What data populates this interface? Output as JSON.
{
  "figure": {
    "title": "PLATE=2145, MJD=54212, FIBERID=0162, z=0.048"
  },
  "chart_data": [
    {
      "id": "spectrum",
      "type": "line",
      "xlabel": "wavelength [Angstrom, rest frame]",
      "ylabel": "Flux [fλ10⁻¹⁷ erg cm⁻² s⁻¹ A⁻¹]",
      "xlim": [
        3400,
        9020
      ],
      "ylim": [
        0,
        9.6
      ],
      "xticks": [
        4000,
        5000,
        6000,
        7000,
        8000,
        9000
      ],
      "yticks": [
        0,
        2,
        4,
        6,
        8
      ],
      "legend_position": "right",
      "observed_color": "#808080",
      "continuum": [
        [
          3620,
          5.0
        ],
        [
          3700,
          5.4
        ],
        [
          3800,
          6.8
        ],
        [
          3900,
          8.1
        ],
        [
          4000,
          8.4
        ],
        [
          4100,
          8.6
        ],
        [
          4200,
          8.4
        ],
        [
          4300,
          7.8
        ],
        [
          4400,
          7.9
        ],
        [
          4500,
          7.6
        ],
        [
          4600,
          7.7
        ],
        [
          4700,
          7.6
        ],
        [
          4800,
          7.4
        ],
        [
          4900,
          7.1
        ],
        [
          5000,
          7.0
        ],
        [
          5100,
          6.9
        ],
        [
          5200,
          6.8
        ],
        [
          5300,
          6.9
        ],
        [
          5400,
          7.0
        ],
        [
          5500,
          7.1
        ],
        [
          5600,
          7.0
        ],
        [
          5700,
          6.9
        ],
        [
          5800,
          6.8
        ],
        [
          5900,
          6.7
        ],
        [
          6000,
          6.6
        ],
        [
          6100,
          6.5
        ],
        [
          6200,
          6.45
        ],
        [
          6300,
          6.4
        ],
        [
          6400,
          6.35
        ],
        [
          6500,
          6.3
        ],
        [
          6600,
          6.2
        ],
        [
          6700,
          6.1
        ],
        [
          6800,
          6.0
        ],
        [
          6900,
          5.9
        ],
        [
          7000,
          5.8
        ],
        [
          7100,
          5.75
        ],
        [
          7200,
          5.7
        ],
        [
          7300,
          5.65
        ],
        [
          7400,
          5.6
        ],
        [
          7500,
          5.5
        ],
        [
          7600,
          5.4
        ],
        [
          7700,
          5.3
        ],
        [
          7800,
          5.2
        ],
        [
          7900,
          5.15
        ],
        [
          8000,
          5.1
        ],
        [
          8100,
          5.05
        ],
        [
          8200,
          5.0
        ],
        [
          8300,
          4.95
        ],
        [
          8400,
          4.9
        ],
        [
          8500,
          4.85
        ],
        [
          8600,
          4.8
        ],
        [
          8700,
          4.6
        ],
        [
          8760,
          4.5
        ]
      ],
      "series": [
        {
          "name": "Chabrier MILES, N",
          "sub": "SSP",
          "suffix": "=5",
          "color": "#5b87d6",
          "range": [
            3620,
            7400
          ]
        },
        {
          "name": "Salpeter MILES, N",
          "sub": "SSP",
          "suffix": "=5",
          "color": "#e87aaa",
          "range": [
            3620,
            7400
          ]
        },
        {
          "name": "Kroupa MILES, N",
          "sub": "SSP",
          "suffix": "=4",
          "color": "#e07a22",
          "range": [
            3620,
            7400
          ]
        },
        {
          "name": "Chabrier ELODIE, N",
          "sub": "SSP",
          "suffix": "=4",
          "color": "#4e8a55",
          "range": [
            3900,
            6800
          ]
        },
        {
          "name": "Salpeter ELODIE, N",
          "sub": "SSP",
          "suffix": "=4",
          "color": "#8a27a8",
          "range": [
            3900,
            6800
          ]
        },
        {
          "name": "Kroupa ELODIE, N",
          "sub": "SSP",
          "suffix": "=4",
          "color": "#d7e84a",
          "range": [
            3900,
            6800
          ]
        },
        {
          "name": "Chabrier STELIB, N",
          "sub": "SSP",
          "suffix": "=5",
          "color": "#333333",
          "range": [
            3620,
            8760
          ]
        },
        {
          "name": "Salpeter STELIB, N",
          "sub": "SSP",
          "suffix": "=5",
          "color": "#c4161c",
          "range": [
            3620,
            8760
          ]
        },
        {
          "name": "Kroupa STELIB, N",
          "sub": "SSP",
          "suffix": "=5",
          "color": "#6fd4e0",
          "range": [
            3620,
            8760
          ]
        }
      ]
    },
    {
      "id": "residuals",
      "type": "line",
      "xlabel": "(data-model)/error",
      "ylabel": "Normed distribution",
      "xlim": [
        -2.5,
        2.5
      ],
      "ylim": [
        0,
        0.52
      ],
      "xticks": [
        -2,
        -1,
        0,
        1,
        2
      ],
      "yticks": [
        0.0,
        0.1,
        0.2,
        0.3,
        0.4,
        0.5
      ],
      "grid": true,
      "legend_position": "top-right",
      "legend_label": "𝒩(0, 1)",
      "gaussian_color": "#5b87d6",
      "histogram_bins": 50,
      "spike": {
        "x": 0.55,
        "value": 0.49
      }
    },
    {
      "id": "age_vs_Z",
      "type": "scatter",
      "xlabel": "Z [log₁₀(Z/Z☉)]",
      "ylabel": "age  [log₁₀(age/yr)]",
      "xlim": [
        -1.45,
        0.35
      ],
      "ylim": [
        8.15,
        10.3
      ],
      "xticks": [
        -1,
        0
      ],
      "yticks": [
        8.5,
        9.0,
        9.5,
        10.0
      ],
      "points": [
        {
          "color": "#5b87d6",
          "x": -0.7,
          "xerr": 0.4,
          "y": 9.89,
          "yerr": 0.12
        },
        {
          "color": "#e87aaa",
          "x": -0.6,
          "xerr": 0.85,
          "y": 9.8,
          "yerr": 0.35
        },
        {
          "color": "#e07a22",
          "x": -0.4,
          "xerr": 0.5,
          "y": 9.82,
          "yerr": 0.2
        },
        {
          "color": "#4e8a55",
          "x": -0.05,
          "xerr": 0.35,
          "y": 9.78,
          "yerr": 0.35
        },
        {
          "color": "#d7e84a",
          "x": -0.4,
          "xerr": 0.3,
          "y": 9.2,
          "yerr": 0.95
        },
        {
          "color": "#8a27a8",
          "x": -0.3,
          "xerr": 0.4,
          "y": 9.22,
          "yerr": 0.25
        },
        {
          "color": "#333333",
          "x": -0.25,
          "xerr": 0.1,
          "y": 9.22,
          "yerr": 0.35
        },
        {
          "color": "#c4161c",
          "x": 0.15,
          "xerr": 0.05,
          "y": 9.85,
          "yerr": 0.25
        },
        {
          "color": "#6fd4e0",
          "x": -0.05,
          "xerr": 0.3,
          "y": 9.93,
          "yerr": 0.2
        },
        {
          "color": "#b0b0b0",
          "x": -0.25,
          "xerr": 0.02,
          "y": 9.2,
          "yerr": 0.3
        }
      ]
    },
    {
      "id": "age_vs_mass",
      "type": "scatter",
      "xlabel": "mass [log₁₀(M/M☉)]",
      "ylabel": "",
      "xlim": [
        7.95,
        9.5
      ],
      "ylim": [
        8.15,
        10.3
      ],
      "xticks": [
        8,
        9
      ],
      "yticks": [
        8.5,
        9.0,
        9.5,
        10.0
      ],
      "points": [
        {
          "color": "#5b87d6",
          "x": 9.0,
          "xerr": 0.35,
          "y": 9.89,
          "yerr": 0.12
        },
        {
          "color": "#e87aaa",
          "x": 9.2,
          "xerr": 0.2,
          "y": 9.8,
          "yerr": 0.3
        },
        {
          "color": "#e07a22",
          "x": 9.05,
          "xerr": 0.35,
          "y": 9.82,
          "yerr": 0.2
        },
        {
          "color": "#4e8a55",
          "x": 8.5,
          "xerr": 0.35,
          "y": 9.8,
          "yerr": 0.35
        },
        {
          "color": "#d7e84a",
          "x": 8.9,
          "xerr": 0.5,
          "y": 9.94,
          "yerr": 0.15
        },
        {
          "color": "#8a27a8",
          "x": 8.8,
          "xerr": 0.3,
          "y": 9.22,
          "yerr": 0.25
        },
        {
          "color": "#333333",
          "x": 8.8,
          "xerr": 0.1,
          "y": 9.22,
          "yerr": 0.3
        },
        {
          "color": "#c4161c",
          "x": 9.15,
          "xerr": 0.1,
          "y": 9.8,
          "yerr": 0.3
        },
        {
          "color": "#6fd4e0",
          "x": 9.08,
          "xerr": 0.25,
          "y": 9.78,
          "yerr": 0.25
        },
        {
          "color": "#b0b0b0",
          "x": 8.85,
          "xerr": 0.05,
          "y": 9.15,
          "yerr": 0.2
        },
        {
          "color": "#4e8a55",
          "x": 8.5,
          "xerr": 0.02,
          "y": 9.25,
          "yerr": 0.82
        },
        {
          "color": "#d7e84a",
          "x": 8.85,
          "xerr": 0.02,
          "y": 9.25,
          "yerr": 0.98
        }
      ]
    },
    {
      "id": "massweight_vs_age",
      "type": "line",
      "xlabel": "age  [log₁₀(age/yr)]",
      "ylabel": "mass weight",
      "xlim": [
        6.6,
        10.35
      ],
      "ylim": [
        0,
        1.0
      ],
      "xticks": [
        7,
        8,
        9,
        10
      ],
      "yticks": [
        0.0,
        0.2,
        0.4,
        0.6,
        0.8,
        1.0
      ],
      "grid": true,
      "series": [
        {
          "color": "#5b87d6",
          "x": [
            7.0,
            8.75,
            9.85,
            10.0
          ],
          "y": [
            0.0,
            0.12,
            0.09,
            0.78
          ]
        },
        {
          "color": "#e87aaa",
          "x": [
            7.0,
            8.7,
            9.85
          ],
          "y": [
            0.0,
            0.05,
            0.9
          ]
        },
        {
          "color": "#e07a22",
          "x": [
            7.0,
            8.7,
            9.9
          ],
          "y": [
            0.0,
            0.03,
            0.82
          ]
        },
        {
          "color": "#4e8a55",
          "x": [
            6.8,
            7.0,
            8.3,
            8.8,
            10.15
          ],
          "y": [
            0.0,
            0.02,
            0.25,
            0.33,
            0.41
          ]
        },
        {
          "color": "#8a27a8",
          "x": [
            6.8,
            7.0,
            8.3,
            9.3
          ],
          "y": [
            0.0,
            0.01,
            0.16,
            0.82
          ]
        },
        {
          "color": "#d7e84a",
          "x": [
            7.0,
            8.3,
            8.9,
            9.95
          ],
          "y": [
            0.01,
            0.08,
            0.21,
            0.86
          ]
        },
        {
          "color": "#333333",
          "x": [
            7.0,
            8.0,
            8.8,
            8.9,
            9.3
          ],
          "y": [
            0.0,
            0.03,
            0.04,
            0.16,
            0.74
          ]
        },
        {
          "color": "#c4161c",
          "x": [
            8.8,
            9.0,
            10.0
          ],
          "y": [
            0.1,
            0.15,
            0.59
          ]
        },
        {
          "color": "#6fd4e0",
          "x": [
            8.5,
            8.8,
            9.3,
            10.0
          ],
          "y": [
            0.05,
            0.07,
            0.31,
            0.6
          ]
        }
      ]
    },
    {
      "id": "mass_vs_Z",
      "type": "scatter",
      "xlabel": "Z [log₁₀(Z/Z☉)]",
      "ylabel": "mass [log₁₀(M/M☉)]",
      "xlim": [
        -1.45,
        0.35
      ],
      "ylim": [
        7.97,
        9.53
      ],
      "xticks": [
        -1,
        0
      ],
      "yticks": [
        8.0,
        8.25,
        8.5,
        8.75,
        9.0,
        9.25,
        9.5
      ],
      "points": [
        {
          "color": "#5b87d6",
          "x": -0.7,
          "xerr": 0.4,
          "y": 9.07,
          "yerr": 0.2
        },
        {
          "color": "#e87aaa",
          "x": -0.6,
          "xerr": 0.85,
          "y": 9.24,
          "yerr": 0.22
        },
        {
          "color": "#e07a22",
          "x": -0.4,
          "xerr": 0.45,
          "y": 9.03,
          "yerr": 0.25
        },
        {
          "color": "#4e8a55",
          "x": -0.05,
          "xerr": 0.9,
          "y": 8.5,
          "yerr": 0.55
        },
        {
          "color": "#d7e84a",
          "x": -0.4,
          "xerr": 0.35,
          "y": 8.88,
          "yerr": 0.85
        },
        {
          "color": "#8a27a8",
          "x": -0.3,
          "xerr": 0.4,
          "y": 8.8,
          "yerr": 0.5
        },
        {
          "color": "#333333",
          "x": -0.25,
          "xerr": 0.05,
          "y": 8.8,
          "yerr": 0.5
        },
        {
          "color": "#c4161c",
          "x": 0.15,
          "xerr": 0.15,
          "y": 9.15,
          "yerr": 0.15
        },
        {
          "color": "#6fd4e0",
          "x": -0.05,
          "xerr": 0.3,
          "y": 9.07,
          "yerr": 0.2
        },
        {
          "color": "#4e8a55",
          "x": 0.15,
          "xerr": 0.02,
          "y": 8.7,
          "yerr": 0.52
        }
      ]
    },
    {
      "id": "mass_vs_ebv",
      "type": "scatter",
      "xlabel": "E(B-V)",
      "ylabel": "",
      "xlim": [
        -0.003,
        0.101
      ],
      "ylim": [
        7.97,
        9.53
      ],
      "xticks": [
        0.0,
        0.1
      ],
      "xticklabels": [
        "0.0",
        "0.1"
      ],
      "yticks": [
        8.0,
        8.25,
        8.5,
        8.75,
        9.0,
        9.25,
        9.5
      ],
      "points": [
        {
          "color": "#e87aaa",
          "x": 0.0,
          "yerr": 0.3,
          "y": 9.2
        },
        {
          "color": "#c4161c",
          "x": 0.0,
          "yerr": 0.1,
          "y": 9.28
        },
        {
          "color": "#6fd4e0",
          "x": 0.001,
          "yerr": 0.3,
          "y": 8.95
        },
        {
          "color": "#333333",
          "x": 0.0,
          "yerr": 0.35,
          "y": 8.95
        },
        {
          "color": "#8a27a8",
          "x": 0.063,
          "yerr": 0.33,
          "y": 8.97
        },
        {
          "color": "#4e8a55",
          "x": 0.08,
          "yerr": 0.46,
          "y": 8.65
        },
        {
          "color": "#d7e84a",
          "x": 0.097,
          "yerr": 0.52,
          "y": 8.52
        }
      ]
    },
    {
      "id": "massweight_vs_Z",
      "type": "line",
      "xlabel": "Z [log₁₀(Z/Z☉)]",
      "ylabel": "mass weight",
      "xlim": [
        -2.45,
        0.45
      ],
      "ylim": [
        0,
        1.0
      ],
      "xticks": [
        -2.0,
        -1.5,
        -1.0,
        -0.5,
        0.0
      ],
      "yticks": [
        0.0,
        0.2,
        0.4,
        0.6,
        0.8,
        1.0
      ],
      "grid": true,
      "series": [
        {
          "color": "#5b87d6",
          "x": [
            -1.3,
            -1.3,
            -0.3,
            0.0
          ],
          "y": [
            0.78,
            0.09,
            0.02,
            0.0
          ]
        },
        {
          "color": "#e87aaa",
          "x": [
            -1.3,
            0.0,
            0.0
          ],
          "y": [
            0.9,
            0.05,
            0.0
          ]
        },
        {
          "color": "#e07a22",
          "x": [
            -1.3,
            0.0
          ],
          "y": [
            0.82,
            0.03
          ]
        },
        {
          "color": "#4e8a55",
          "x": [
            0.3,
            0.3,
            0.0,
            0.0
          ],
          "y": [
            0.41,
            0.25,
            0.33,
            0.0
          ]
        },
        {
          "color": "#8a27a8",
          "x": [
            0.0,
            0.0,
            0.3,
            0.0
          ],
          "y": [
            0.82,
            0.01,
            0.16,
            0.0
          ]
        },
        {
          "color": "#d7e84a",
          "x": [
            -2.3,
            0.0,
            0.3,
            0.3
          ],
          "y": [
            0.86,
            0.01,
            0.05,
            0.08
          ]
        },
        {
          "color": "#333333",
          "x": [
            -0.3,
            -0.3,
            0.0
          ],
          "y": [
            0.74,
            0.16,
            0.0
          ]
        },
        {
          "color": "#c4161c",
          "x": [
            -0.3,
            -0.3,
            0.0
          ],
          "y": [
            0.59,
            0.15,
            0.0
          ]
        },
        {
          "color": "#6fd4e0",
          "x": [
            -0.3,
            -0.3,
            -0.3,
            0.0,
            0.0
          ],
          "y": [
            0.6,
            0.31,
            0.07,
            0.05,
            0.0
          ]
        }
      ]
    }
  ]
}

********

What to produce>
Of the lines above, how many include the word "name"? Reply with the number only.

Solution>
9